[Annotated element listings]

========================

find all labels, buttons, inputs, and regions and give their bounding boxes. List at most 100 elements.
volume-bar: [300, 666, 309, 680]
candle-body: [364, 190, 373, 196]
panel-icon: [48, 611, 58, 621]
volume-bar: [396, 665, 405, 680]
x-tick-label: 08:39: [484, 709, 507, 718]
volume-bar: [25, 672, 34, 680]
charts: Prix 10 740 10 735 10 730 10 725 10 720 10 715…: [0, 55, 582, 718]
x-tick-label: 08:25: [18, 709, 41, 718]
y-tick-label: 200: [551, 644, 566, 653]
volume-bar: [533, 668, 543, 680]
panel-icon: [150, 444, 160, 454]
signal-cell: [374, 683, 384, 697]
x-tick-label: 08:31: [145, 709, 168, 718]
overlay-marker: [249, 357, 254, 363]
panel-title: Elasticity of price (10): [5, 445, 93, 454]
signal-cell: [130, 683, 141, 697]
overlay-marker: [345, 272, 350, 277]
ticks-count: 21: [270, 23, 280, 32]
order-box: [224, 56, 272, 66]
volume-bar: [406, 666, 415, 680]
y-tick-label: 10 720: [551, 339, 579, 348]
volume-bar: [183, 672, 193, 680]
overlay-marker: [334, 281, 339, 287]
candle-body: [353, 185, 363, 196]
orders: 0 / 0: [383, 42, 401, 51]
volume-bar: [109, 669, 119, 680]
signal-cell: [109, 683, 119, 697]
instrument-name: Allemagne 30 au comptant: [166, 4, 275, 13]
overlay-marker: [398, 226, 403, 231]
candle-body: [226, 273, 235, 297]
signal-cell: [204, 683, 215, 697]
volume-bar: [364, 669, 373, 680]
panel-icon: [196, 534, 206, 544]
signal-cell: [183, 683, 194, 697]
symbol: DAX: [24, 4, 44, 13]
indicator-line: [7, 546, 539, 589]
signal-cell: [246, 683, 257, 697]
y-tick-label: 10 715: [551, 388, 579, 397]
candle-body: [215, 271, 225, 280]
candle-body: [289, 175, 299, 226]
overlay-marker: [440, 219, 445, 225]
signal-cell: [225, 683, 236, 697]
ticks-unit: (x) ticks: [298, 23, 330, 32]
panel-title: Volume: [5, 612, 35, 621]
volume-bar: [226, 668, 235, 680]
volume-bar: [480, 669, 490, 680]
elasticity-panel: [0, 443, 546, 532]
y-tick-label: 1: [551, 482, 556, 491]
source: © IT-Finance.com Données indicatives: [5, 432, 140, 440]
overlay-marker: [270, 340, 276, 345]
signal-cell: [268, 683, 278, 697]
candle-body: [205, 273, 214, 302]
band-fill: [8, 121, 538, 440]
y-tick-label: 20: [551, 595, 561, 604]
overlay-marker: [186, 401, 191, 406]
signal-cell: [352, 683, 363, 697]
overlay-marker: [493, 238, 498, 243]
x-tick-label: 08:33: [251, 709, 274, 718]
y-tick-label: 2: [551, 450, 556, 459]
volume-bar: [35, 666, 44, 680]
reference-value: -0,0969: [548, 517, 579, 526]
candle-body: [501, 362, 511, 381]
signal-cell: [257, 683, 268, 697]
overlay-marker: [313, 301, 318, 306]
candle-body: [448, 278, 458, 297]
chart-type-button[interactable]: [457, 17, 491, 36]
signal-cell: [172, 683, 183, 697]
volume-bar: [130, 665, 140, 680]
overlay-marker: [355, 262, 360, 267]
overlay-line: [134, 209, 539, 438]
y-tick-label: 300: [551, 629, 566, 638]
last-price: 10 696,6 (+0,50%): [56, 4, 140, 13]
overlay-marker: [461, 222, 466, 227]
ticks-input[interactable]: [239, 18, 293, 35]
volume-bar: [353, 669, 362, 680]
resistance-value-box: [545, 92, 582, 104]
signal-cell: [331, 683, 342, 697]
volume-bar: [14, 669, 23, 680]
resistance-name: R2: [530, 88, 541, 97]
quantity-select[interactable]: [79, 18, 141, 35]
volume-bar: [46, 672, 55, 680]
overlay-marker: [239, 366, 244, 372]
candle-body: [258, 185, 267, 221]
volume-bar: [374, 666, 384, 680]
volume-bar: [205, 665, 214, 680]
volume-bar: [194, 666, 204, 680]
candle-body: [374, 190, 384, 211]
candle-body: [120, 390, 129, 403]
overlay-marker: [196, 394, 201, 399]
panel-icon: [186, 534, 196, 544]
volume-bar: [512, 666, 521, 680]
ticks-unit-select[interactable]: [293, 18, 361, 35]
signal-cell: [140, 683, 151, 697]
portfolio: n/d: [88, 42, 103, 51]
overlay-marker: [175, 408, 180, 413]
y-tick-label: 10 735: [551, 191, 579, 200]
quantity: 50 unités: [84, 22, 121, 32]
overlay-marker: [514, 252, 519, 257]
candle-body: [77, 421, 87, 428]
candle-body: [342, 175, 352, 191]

========================

Stated exercise> Report each line in the material above that contains the string "select", treating uppercase and lowercase letters as different.

Task answer>
quantity-select[interactable]: [79, 18, 141, 35]
ticks-unit-select[interactable]: [293, 18, 361, 35]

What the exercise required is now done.